- **Given records**
>>>>>
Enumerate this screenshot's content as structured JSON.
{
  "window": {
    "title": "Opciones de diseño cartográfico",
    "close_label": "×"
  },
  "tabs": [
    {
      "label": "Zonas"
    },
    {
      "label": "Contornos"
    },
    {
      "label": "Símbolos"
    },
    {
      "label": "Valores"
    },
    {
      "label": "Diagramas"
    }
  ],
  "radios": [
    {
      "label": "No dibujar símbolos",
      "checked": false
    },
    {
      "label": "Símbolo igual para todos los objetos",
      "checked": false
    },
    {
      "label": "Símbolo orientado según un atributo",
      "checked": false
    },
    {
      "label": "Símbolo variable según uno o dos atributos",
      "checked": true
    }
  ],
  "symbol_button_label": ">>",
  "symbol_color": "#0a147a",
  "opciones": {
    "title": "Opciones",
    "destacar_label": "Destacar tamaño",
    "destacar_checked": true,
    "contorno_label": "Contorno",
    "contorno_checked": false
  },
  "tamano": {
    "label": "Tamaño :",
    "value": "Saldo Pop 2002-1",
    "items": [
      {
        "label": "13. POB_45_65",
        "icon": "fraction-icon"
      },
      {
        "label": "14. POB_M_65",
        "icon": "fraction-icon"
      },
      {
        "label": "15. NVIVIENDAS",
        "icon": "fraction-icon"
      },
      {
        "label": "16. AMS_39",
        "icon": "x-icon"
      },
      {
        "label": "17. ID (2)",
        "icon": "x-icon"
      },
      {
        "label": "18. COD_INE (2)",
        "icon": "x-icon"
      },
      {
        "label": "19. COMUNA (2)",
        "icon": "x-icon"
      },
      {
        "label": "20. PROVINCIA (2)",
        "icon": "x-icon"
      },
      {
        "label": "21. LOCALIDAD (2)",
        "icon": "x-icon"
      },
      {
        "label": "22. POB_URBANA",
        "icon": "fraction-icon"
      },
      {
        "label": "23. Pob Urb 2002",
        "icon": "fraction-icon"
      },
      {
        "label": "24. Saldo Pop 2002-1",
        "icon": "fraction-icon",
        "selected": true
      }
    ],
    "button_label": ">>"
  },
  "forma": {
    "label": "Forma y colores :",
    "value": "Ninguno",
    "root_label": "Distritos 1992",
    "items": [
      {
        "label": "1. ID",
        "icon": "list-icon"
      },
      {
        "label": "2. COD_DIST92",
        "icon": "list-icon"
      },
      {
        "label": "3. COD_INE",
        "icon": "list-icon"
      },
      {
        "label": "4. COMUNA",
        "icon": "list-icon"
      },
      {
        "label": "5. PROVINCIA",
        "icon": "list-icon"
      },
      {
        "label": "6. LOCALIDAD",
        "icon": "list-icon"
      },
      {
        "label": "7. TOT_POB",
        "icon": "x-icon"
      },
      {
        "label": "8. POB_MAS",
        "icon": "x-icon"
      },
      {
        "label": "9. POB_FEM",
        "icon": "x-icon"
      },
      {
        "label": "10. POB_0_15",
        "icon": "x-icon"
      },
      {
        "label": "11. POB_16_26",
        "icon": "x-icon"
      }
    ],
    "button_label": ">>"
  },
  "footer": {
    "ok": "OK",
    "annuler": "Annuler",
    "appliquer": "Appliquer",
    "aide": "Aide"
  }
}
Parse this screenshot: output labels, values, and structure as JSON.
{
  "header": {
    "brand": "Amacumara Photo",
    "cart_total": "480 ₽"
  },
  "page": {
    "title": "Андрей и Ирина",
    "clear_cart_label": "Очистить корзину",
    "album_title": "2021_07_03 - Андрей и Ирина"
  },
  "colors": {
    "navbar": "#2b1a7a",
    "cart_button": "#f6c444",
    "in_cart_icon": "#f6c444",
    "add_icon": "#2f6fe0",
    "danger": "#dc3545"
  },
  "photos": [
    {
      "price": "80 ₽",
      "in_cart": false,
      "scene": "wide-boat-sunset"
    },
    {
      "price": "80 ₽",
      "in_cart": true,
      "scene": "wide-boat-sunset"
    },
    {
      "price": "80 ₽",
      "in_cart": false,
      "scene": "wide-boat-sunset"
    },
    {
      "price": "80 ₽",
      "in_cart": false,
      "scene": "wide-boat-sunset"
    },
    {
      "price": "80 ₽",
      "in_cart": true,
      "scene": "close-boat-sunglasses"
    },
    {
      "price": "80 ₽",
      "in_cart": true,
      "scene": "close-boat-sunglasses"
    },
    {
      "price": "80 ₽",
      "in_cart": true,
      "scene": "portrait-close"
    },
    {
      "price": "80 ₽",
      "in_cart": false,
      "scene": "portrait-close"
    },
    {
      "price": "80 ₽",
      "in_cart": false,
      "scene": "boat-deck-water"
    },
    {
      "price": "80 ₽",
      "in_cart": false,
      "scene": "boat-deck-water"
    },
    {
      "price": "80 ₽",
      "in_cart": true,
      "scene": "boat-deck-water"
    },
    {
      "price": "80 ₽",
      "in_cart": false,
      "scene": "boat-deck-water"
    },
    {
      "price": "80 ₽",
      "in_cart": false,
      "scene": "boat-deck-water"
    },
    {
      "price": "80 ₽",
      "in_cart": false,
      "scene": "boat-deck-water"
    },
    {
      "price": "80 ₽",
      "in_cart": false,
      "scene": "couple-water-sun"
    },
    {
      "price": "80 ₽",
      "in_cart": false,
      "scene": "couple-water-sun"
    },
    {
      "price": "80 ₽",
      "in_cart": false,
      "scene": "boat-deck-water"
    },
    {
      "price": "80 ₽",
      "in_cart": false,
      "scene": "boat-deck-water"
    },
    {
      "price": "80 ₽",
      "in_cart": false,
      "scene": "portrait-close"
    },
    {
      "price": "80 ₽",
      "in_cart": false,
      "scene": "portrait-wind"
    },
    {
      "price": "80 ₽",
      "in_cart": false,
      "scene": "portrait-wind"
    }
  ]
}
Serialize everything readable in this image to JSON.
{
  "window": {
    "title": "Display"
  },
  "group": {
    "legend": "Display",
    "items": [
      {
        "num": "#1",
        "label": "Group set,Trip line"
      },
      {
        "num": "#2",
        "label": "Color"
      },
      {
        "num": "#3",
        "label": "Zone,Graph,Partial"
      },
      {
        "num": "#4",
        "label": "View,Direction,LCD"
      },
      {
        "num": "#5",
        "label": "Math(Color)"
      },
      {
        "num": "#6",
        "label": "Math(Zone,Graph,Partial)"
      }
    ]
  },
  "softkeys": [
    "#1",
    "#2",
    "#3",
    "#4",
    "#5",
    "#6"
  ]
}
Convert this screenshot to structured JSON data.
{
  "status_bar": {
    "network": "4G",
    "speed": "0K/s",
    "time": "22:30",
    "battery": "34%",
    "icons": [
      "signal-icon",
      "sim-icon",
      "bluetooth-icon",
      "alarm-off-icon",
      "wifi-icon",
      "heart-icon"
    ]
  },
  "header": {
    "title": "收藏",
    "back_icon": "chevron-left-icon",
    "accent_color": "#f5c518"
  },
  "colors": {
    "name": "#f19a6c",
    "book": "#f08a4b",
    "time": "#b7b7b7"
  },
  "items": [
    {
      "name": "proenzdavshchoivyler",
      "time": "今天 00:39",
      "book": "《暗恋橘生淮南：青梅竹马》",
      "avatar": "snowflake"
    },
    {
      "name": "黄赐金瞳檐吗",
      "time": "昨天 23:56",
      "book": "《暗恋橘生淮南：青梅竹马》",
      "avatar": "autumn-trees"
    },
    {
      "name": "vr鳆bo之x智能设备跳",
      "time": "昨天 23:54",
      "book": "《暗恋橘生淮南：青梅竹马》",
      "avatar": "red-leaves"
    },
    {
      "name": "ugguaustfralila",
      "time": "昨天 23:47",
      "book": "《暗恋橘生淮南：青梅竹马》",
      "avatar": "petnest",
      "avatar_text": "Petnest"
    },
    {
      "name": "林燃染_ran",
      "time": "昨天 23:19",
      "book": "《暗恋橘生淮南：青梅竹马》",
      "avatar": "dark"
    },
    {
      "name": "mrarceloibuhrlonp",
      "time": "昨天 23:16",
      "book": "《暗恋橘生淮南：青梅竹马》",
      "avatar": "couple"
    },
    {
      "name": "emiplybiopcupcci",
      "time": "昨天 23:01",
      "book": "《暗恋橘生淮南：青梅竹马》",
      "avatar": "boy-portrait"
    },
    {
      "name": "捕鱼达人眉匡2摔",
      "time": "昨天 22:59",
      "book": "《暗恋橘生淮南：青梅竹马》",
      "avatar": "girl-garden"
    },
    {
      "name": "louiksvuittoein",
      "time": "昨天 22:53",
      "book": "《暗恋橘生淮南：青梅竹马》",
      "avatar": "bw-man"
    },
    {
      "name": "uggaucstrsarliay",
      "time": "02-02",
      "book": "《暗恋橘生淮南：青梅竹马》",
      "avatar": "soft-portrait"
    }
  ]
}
<<<<<
- **Written request**
Which lines above contain "time"? Show each of them.

- **Completed task**
    "time": "22:30",
    "time": "#b7b7b7"
      "time": "今天 00:39",
      "time": "昨天 23:56",
      "time": "昨天 23:54",
      "time": "昨天 23:47",
      "time": "昨天 23:19",
      "time": "昨天 23:16",
      "time": "昨天 23:01",
      "time": "昨天 22:59",
      "time": "昨天 22:53",
      "time": "02-02",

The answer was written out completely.